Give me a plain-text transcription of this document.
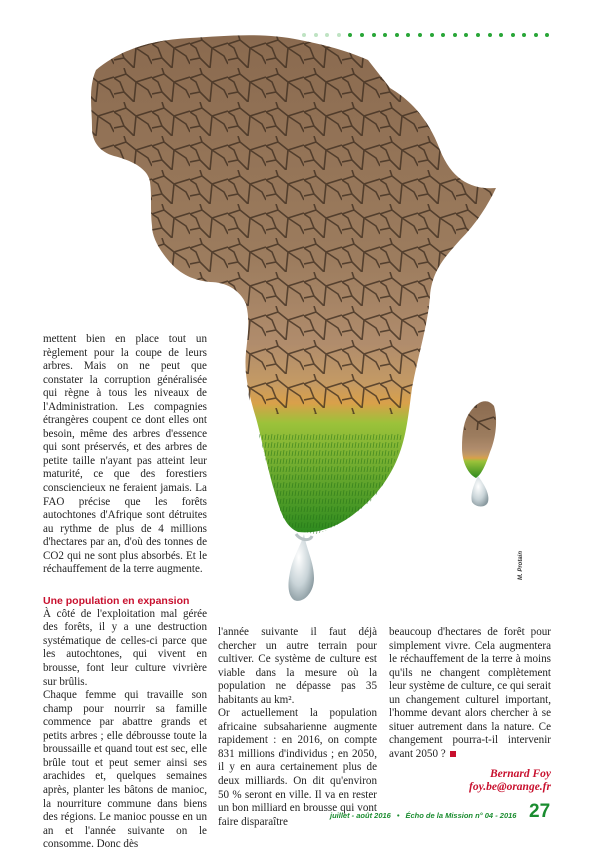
M. Protain

mettent bien en place tout un règlement pour la coupe de leurs arbres. Mais on ne peut que constater la corruption généralisée qui règne à tous les niveaux de l'Administration. Les compagnies étrangères coupent ce dont elles ont besoin, même des arbres d'essence qui sont préservés, et des arbres de petite taille n'ayant pas atteint leur maturité, ce que des forestiers consciencieux ne feraient jamais. La FAO précise que les forêts autochtones d'Afrique sont détruites au rythme de plus de 4 millions d'hectares par an, d'où des tonnes de CO2 qui ne sont plus absorbés. Et le réchauffement de la terre augmente.

Une population en expansion

À côté de l'exploitation mal gérée des forêts, il y a une destruction systématique de celles-ci parce que les autochtones, qui vivent en brousse, font leur culture vivrière sur brûlis.

Chaque femme qui travaille son champ pour nourrir sa famille commence par abattre grands et petits arbres ; elle débrousse toute la broussaille et quand tout est sec, elle brûle tout et peut semer ainsi ses arachides et, quelques semaines après, planter les bâtons de manioc, la nourriture commune dans biens des régions. Le manioc pousse en un an et l'année suivante on le consomme. Donc dès

l'année suivante il faut déjà chercher un autre terrain pour cultiver. Ce système de culture est viable dans la mesure où la population ne dépasse pas 35 habitants au km².

Or actuellement la population africaine subsaharienne augmente rapidement : en 2016, on compte 831 millions d'individus ; en 2050, il y en aura certainement plus de deux milliards. On dit qu'environ 50 % seront en ville. Il va en rester un bon milliard en brousse qui vont faire disparaître

beaucoup d'hectares de forêt pour simplement vivre. Cela augmentera le réchauffement de la terre à moins qu'ils ne changent complètement leur système de culture, ce qui serait un changement culturel important, l'homme devant alors chercher à se situer autrement dans la nature. Ce changement pourra-t-il intervenir avant 2050 ?

Bernard Foy
foy.be@orange.fr
juillet - août 2016 • Écho de la Mission n° 04 - 2016 27
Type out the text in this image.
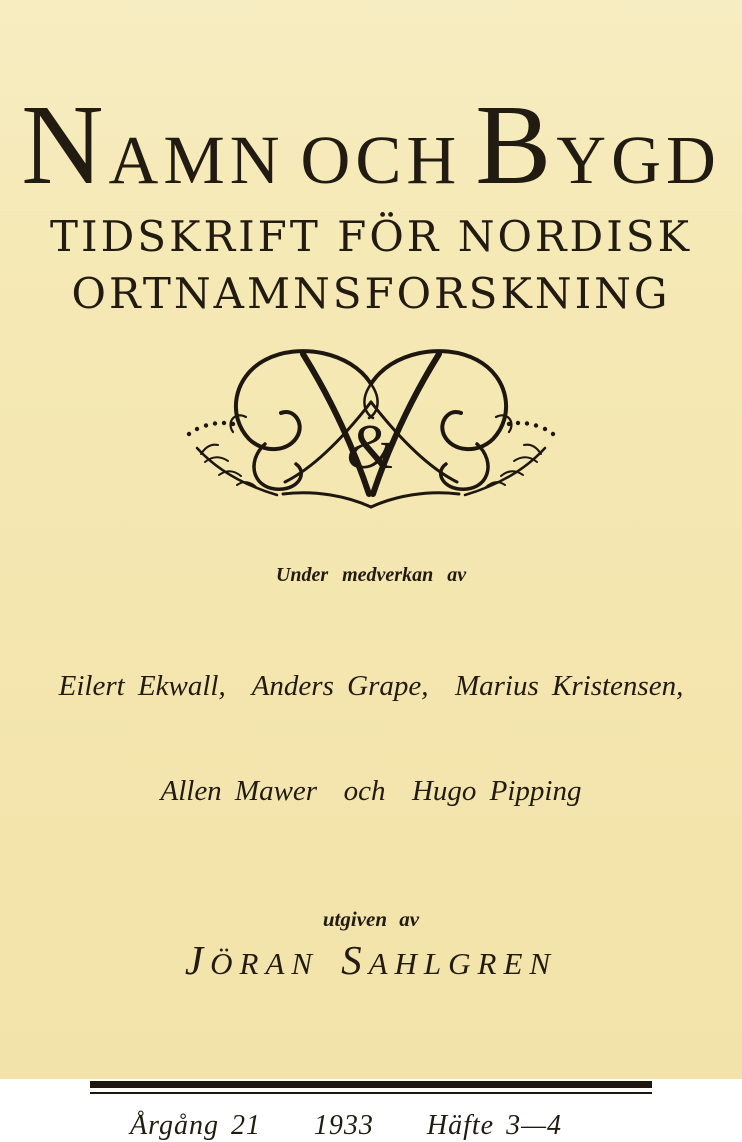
NAMN OCH BYGD
TIDSKRIFT FÖR NORDISK
ORTNAMNSFORSKNING
&
Under medverkan av

Eilert Ekwall,  Anders Grape,  Marius Kristensen,

Allen Mawer  och  Hugo Pipping

utgiven av
JÖRAN SAHLGREN
Årgång 21 1933 Häfte 3—4
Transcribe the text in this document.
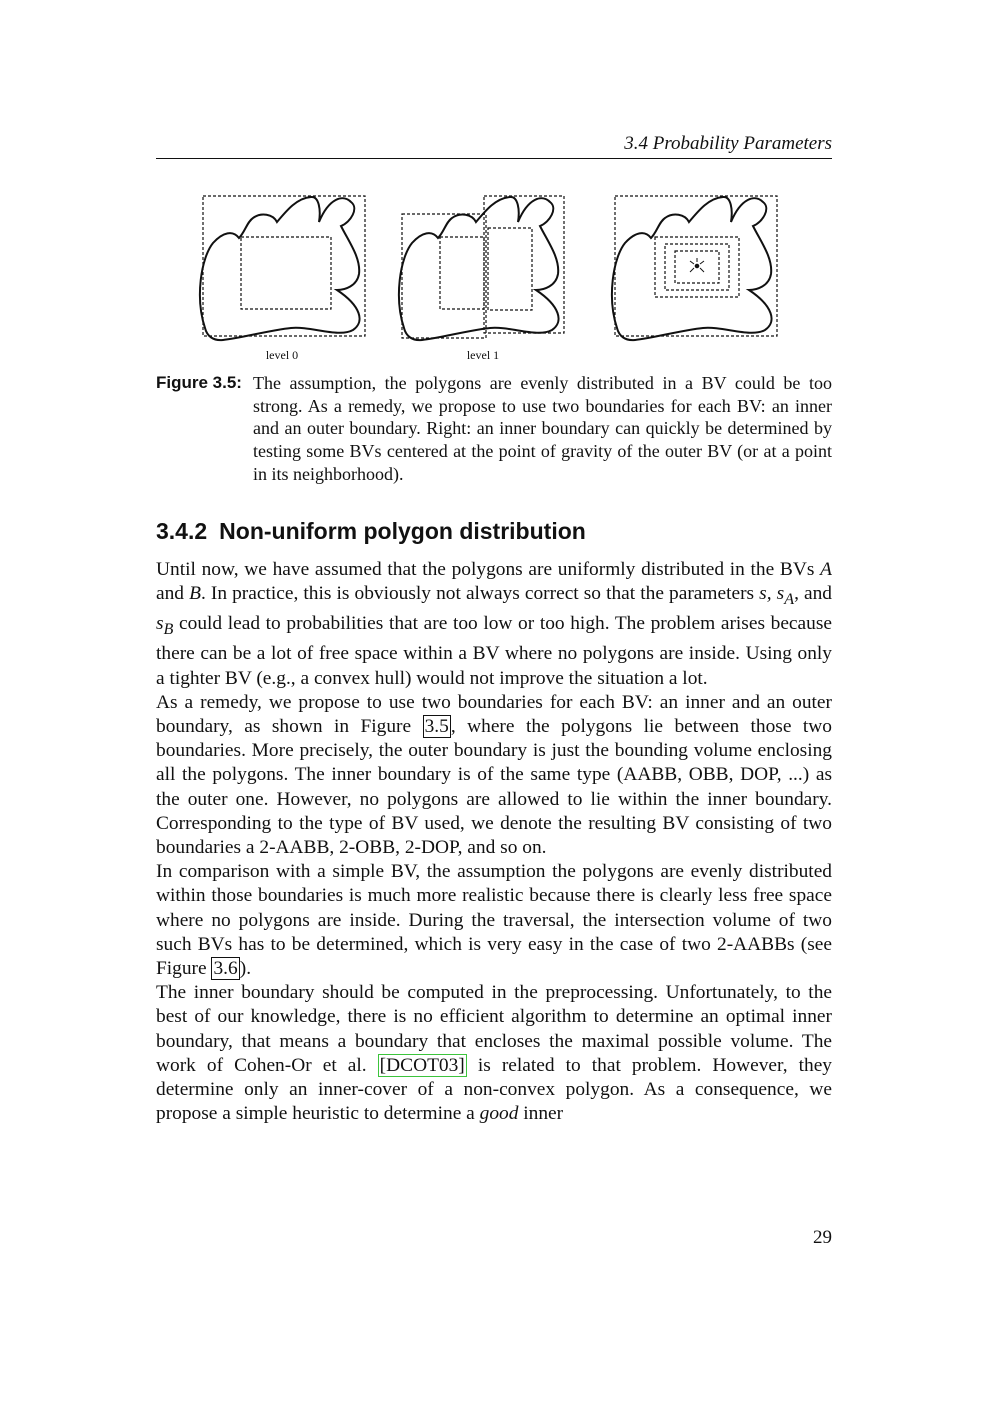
3.4 Probability Parameters
level 0	level 1
Figure 3.5: The assumption, the polygons are evenly distributed in a BV could be too strong. As a remedy, we propose to use two boundaries for each BV: an inner and an outer boundary. Right: an inner boundary can quickly be determined by testing some BVs centered at the point of gravity of the outer BV (or at a point in its neighborhood).
3.4.2 Non-uniform polygon distribution

Until now, we have assumed that the polygons are uniformly distributed in the BVs A and B. In practice, this is obviously not always correct so that the parameters s, $s_A$, and $s_B$ could lead to probabilities that are too low or too high. The problem arises because there can be a lot of free space within a BV where no polygons are inside. Using only a tighter BV (e.g., a convex hull) would not improve the situation a lot.

As a remedy, we propose to use two boundaries for each BV: an inner and an outer boundary, as shown in Figure 3.5 , where the polygons lie between those two boundaries. More precisely, the outer boundary is just the bounding volume enclosing all the polygons. The inner boundary is of the same type (AABB, OBB, DOP, ...) as the outer one. However, no polygons are allowed to lie within the inner boundary. Corresponding to the type of BV used, we denote the resulting BV consisting of two boundaries a 2-AABB, 2-OBB, 2-DOP, and so on.

In comparison with a simple BV, the assumption the polygons are evenly distributed within those boundaries is much more realistic because there is clearly less free space where no polygons are inside. During the traversal, the intersection volume of two such BVs has to be determined, which is very easy in the case of two 2-AABBs (see Figure 3.6 ).

The inner boundary should be computed in the preprocessing. Unfortunately, to the best of our knowledge, there is no efficient algorithm to determine an optimal inner boundary, that means a boundary that encloses the maximal possible volume. The work of Cohen-Or et al. [DCOT03] is related to that problem. However, they determine only an inner-cover of a non-convex polygon. As a consequence, we propose a simple heuristic to determine a good inner

29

__EXERCISE AIM__. Quote the material word for word, dropping any images it holds.

__EXERCISE OUTPUT__.
Give me a plain-text transcription of this document.
M. Protain

mettent bien en place tout un règlement pour la coupe de leurs arbres. Mais on ne peut que constater la corruption généralisée qui règne à tous les niveaux de l'Administration. Les compagnies étrangères coupent ce dont elles ont besoin, même des arbres d'essence qui sont préservés, et des arbres de petite taille n'ayant pas atteint leur maturité, ce que des forestiers consciencieux ne feraient jamais. La FAO précise que les forêts autochtones d'Afrique sont détruites au rythme de plus de 4 millions d'hectares par an, d'où des tonnes de CO2 qui ne sont plus absorbés. Et le réchauffement de la terre augmente.

Une population en expansion

À côté de l'exploitation mal gérée des forêts, il y a une destruction systématique de celles-ci parce que les autochtones, qui vivent en brousse, font leur culture vivrière sur brûlis.

Chaque femme qui travaille son champ pour nourrir sa famille commence par abattre grands et petits arbres ; elle débrousse toute la broussaille et quand tout est sec, elle brûle tout et peut semer ainsi ses arachides et, quelques semaines après, planter les bâtons de manioc, la nourriture commune dans biens des régions. Le manioc pousse en un an et l'année suivante on le consomme. Donc dès

l'année suivante il faut déjà chercher un autre terrain pour cultiver. Ce système de culture est viable dans la mesure où la population ne dépasse pas 35 habitants au km².

Or actuellement la population africaine subsaharienne augmente rapidement : en 2016, on compte 831 millions d'individus ; en 2050, il y en aura certainement plus de deux milliards. On dit qu'environ 50 % seront en ville. Il va en rester un bon milliard en brousse qui vont faire disparaître

beaucoup d'hectares de forêt pour simplement vivre. Cela augmentera le réchauffement de la terre à moins qu'ils ne changent complètement leur système de culture, ce qui serait un changement culturel important, l'homme devant alors chercher à se situer autrement dans la nature. Ce changement pourra-t-il intervenir avant 2050 ?

Bernard Foy
foy.be@orange.fr
juillet - août 2016 • Écho de la Mission n° 04 - 2016 27
Type out the text in this image.
NAMN OCH BYGD
TIDSKRIFT FÖR NORDISK
ORTNAMNSFORSKNING
&
Under medverkan av

Eilert Ekwall,  Anders Grape,  Marius Kristensen,

Allen Mawer  och  Hugo Pipping

utgiven av
JÖRAN SAHLGREN
Årgång 21 1933 Häfte 3—4
Transcribe the text in this document.
3.4 Probability Parameters
level 0	level 1
Figure 3.5: The assumption, the polygons are evenly distributed in a BV could be too strong. As a remedy, we propose to use two boundaries for each BV: an inner and an outer boundary. Right: an inner boundary can quickly be determined by testing some BVs centered at the point of gravity of the outer BV (or at a point in its neighborhood).
3.4.2 Non-uniform polygon distribution

Until now, we have assumed that the polygons are uniformly distributed in the BVs A and B. In practice, this is obviously not always correct so that the parameters s, $s_A$, and $s_B$ could lead to probabilities that are too low or too high. The problem arises because there can be a lot of free space within a BV where no polygons are inside. Using only a tighter BV (e.g., a convex hull) would not improve the situation a lot.

As a remedy, we propose to use two boundaries for each BV: an inner and an outer boundary, as shown in Figure 3.5 , where the polygons lie between those two boundaries. More precisely, the outer boundary is just the bounding volume enclosing all the polygons. The inner boundary is of the same type (AABB, OBB, DOP, ...) as the outer one. However, no polygons are allowed to lie within the inner boundary. Corresponding to the type of BV used, we denote the resulting BV consisting of two boundaries a 2-AABB, 2-OBB, 2-DOP, and so on.

In comparison with a simple BV, the assumption the polygons are evenly distributed within those boundaries is much more realistic because there is clearly less free space where no polygons are inside. During the traversal, the intersection volume of two such BVs has to be determined, which is very easy in the case of two 2-AABBs (see Figure 3.6 ).

The inner boundary should be computed in the preprocessing. Unfortunately, to the best of our knowledge, there is no efficient algorithm to determine an optimal inner boundary, that means a boundary that encloses the maximal possible volume. The work of Cohen-Or et al. [DCOT03] is related to that problem. However, they determine only an inner-cover of a non-convex polygon. As a consequence, we propose a simple heuristic to determine a good inner

29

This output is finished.